## BEGIN PASSAGE

HC Deb 24 November 1919 vol 121 cc1581-4

The Electricity Commissioners shall have power on the application of any district electricity board, after hearing the parties interested, by Order to require any authorised undertakers to give such reasonable facilities for the supply of electricity within their area of supply as may be specified in the Order, including the provision Of new works, and if any authorised undertakers are unable or unwilling to comply with any such Order, the Board of Trade, on the representation of the Electricity Commissioners, shall have power notwithstanding anything in this Act either—

  1. (a) to order that the undertaking of the authorised undertakers, or any part thereof, shall be transferred to the district electricity board upon the terms prescribed by Section two of the Electric Lighting Act, 1888; or
  2. 1582
  3. (b) to confer on the district electricity board power to supply electricity within the area of supply of such authorised undertakers, or any part thereof.


I beg to move, to leave out paragraph (b).

This Clause empowers the Commissioners to require authorised undertakers to give facilities for the supply of electricity, including the provision of new works, and if the undertakers are unable or unwilling to comply with the Order then they may be required forthwith to sell their undertakings to the district board, or the district board may be given powers to supply within the area of the undertakers. The point of my Amendments, briefly, is this: If the undertakers do not see their way to the expenditure, they may forfeit the remainder of their Parliamentary tenure, or they may be exposed to the competition of the wholesale suppliers. There is no limit to the location, or the character or the magnitude of the new works which the undertakers may be called upon to provide. It is obvious, therefore, that it would be possible for the Electricity Commissioners, at the instance of the district board, to call upon the undertakers to tarry out works outside their area of supply, for which they have at present, and under the Bill, no legal powers—works which in their discretion, they think likely to be unremunerative or for which they are unable to find the capital. If they fail to comply with the Order to carry out these works, then they are to be penalised by the expropriation of the remainder of their tenure without any compensation; or, as an alternative, they may be exposed to the competition of the wholesale suppliers—that is to say, the district board. What would be the result? That competition might result in the destruction of the whole business of the undertakers, and I therefore, submit that it is necessary, in order to protect them against such an obvious injustice, to leave out paragraph (b).


The object of this Bill, as has been stated over and over again, is to get a cheap and efficient supply of electricity. You have an undertaking in an area, and that undertaking knows perfectly well that at any time Parliament may authorise other undertakers to go in as competitors. The Electricity Commissioners, on the application of the board— it is not under the board itself—may inquire as to whether in a certain area certain work is necessary. They come to the conclusion that for the purposes of the public it is necessary. They may give the undertakers the opportunity of doing it, and if they cannot do it, or will not do it, are the public to suffer or are the Electricity Commissioners to carry out the powers with which they have been entrusted by Parliament, and which will enable the public to receive a supply of electricity I Therefore, I hope the House will reject the Amendment.

## END PASSAGE
## BEGIN RECORDS

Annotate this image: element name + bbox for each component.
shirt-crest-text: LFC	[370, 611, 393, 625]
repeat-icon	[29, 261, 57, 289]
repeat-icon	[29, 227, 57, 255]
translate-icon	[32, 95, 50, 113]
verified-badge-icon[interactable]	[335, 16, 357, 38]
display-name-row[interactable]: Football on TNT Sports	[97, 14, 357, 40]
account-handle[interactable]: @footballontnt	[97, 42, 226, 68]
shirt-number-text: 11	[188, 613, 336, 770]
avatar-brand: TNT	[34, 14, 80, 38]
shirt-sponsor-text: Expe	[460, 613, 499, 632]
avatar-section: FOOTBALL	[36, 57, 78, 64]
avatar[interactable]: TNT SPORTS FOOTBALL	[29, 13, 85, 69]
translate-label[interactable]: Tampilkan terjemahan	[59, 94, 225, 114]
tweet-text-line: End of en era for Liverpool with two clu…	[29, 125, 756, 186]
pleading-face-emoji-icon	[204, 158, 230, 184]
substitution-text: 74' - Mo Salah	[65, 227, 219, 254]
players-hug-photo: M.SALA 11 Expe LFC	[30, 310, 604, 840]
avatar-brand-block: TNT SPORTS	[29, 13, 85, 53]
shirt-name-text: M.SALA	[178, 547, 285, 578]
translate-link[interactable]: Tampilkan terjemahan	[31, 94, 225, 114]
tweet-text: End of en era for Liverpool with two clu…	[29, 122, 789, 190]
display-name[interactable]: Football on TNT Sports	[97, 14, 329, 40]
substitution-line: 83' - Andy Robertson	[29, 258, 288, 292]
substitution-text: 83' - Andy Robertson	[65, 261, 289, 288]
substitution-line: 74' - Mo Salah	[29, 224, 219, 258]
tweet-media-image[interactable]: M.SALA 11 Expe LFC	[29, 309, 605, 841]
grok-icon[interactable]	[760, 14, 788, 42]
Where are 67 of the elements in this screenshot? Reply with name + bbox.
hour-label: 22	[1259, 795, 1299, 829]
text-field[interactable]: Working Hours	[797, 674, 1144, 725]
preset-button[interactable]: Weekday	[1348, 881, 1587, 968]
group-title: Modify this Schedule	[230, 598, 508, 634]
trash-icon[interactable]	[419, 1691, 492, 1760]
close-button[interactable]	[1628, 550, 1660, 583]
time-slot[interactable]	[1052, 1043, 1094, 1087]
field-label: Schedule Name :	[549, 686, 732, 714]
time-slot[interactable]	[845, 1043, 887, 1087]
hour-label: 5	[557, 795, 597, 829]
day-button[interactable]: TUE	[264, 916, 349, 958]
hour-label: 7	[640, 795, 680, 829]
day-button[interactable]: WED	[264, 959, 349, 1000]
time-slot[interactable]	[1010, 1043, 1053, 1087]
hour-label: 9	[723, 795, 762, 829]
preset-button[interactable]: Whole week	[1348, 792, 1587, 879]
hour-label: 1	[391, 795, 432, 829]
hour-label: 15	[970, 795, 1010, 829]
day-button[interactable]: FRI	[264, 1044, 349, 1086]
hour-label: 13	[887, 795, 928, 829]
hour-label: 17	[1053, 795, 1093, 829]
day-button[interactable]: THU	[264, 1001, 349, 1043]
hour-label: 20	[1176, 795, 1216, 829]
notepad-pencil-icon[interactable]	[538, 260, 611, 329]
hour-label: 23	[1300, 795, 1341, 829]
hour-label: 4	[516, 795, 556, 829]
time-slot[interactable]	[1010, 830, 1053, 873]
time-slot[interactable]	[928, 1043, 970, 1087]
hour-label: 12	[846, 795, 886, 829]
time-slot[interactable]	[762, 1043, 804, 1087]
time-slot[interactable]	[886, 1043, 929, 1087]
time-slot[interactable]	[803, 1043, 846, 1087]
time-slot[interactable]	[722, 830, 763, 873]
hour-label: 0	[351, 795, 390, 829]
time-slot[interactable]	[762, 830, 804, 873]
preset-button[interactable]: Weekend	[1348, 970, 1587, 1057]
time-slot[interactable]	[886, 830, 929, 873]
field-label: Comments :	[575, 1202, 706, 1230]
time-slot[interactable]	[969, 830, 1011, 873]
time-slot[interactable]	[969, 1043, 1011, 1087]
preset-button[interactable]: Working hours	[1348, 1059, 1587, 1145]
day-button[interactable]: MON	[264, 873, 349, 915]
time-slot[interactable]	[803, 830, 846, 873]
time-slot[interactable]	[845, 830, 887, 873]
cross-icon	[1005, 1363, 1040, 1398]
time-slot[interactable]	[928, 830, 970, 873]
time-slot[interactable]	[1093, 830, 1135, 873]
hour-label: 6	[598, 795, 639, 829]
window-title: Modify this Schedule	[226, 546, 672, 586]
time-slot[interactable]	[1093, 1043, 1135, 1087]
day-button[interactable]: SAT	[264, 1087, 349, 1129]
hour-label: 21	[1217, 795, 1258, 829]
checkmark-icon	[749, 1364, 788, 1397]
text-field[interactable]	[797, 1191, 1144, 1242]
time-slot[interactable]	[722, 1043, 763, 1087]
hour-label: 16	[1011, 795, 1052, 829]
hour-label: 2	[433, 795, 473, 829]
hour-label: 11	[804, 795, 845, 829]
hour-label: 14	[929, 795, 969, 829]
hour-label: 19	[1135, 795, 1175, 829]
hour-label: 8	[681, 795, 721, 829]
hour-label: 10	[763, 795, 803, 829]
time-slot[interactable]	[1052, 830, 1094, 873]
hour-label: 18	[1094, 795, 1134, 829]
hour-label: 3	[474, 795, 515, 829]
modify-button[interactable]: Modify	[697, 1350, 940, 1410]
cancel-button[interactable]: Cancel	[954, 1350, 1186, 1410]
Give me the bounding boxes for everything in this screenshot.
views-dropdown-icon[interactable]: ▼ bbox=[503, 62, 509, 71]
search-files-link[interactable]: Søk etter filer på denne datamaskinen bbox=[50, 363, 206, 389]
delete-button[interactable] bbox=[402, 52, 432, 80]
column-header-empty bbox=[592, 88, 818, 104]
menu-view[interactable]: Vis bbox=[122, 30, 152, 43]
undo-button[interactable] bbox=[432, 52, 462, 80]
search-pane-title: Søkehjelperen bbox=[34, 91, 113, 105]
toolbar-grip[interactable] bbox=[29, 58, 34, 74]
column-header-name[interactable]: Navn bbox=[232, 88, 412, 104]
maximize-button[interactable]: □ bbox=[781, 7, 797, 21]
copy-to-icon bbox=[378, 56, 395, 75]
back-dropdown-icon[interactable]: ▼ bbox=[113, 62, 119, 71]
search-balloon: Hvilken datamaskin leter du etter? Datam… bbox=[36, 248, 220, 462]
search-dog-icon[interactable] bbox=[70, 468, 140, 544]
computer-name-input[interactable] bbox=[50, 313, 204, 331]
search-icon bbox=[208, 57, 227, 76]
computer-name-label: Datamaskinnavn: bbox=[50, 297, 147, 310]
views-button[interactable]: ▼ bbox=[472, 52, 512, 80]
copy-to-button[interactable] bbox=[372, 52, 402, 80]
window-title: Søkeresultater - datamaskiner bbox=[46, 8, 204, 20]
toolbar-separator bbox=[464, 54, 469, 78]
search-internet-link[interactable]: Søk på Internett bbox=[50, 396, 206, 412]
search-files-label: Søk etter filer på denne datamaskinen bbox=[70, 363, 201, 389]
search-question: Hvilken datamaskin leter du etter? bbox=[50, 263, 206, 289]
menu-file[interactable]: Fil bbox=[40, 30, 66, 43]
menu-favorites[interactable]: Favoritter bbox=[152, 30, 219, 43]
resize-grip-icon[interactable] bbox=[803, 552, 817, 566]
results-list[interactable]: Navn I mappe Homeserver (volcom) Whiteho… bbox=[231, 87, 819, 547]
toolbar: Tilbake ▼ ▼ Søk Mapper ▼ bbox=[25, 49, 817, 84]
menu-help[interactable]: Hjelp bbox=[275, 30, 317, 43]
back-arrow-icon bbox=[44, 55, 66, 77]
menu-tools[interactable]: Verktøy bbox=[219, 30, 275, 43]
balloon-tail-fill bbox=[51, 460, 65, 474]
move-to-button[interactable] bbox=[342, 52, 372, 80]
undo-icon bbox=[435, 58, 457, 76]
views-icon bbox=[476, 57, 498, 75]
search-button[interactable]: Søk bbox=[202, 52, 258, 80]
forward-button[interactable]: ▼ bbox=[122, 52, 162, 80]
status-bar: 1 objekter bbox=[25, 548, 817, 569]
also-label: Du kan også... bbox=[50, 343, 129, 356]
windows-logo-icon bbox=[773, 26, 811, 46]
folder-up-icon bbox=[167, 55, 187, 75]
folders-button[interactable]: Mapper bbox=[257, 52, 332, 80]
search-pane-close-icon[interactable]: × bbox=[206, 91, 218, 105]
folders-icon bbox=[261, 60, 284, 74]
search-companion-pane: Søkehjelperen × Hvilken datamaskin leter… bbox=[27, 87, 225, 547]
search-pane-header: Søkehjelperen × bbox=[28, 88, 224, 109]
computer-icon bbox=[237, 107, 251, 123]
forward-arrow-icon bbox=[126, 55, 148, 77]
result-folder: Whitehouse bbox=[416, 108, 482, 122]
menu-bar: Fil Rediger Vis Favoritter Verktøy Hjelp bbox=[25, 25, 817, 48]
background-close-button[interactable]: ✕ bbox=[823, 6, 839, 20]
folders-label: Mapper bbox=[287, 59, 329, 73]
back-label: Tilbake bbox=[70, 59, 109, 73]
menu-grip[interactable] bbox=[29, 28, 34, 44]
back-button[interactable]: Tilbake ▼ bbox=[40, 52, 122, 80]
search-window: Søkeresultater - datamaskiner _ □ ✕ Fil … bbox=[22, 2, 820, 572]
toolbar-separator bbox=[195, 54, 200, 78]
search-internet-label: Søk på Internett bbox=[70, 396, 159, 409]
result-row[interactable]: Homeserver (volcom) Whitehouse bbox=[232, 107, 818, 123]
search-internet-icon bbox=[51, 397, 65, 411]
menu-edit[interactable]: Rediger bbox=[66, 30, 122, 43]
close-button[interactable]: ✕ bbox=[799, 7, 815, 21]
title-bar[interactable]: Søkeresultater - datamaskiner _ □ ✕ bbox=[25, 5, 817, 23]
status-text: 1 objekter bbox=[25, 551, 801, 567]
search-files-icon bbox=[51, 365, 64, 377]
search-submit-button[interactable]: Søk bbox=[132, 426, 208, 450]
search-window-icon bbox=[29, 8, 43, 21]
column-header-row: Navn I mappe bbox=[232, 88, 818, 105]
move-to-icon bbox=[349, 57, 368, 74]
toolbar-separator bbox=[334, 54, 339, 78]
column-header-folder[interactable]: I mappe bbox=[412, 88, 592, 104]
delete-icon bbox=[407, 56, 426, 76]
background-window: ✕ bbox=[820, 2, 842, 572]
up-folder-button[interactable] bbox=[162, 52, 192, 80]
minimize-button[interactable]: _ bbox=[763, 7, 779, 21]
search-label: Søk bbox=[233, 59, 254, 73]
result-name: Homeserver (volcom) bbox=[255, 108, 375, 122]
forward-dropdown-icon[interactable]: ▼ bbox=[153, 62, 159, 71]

## END RECORDS

» **TASK 1**
Render the layout listing as a JSON list of strings, one string per line and no blank lines, from its first line up to and including the line with "674, 1144, 725]".
» **TASK 2**
Finish out the next part of the passage on the 1919 Commons debate over the electricity supply clause, picking up after its final sentence.
The passage and the listing come from separate, unrelated sources.

» **EXPECTED ANSWER 1**
[
  "Annotate this image: element name + bbox for each component.",
  "shirt-crest-text: LFC\t[370, 611, 393, 625]",
  "repeat-icon\t[29, 261, 57, 289]",
  "repeat-icon\t[29, 227, 57, 255]",
  "translate-icon\t[32, 95, 50, 113]",
  "verified-badge-icon[interactable]\t[335, 16, 357, 38]",
  "display-name-row[interactable]: Football on TNT Sports\t[97, 14, 357, 40]",
  "account-handle[interactable]: @footballontnt\t[97, 42, 226, 68]",
  "shirt-number-text: 11\t[188, 613, 336, 770]",
  "avatar-brand: TNT\t[34, 14, 80, 38]",
  "shirt-sponsor-text: Expe\t[460, 613, 499, 632]",
  "avatar-section: FOOTBALL\t[36, 57, 78, 64]",
  "avatar[interactable]: TNT SPORTS FOOTBALL\t[29, 13, 85, 69]",
  "translate-label[interactable]: Tampilkan terjemahan\t[59, 94, 225, 114]",
  "tweet-text-line: End of en era for Liverpool with two clu…\t[29, 125, 756, 186]",
  "pleading-face-emoji-icon\t[204, 158, 230, 184]",
  "substitution-text: 74' - Mo Salah\t[65, 227, 219, 254]",
  "players-hug-photo: M.SALA 11 Expe LFC\t[30, 310, 604, 840]",
  "avatar-brand-block: TNT SPORTS\t[29, 13, 85, 53]",
  "shirt-name-text: M.SALA\t[178, 547, 285, 578]",
  "translate-link[interactable]: Tampilkan terjemahan\t[31, 94, 225, 114]",
  "tweet-text: End of en era for Liverpool with two clu…\t[29, 122, 789, 190]",
  "display-name[interactable]: Football on TNT Sports\t[97, 14, 329, 40]",
  "substitution-line: 83' - Andy Robertson\t[29, 258, 288, 292]",
  "substitution-text: 83' - Andy Robertson\t[65, 261, 289, 288]",
  "substitution-line: 74' - Mo Salah\t[29, 224, 219, 258]",
  "tweet-media-image[interactable]: M.SALA 11 Expe LFC\t[29, 309, 605, 841]",
  "grok-icon[interactable]\t[760, 14, 788, 42]",
  "Where are 67 of the elements in this screenshot? Reply with name + bbox.",
  "hour-label: 22\t[1259, 795, 1299, 829]",
  "text-field[interactable]: Working Hours\t[797, 674, 1144, 725]"
]

» **EXPECTED ANSWER 2**
One would judge from the speech of the Home Secretary that the undertakers were simply there as an ornament, and not to carry out matters of business. The right hon. Gentleman surely knows that the Amendment is most reasonable. You are making two penalties by the provision now, and putting two provisos on these people. You may ask them to carry out obligations which they cannot reasonably do, and then you are to be in a position to turn round and say, "We are going to provide competition."


Can the undertaker who is superseded or who is having competition rely on Clause 12, and say, "Under the circumstances which have arisen, I call on the district board to take me over"? Is that right to continue whilst this Clause operates? I suggest that as a corollary to Clause 12 the undertaker ought to be able to call on the district board to take over the undertaking.


I think we ought to have an answer from the Home Secretary on this point. During the whole of the discussions to-day the Government have said, "After all, there is no unfairness in the Bill, because if the undertakers do not like the terms of it there is Clause 12, which enables them to require the Government to take over their whole undertaking." I am glad my hon. and learned Friend opposite is here, because he told me a little while ago that I was not competent to decide upon the inner meaning of Clauses in an Act, but so far as I am competent, I would say this, that a later Clause overrides a former Clause. If this was not so, the Home Secretary would have told my hon. and gallant Friend (Major Greame) that Clause 12 was not overridden by Clause 14. If Clause 14 does override Clause 12, then I think the Amendment should be accepted, but if the Amendment is not accepted there should be an appeal from the Electricity Commis- sioners. After all, who are the Electricity Commissioners that they should be entrusted with the property of obedient subjects of the realm? I presume they are very excellent people, but they remind me rather of the two gentlemen—I have forgotten their names—who under Charles I. went about the country levying taxes. They were very unpopular people, and my hon. and gallant Friend reminds me that they were fined by the Court of King's Bench and insulted by the rabble. We do not want that to fall to the lot of the Electricity Commissioners, but I venture to say that this country is not going to stand having gentlemen, however estimable they are, stuffed into the position of Commissioners who are to go about and tell people what they are to do with their property. If that is so, I think history may very likely repeat itself, and what happened to those gentlemen will happen again. Therefore I think we must have an undertaking from the Government that Clause 14 does not override Clause 12, or have the Amendment of my hon. Friend inserted in the Bill.


Clause 14 has no relation whatever to Clause 12. Clause 12 deals with the case where generating stations are compulsorily taken from the undertakings and vested in the district board or authority, and, therefore, they have certain rights given to them enabling them to put themselves into a better financial position. Clause 14 does not deal with compulsory taking in the least; it has no connection with Clause 12.


But does the defaulter have the benefit of Clause 12?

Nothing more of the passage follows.